* start Data provided *

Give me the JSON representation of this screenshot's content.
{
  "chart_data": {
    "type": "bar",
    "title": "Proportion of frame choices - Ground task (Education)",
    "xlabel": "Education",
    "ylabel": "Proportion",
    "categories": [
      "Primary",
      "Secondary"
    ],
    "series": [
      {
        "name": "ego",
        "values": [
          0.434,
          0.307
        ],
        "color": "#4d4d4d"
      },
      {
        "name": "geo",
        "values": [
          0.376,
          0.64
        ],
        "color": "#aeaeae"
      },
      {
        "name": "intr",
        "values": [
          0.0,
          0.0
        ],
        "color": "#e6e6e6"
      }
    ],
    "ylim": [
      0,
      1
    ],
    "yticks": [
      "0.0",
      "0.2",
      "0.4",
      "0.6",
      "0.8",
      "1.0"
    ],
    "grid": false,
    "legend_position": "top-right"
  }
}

* end Data provided *

▸ Direction
Which lines include the word "color"? List them all.

▸ Correct answer
        "color": "#4d4d4d"
        "color": "#aeaeae"
        "color": "#e6e6e6"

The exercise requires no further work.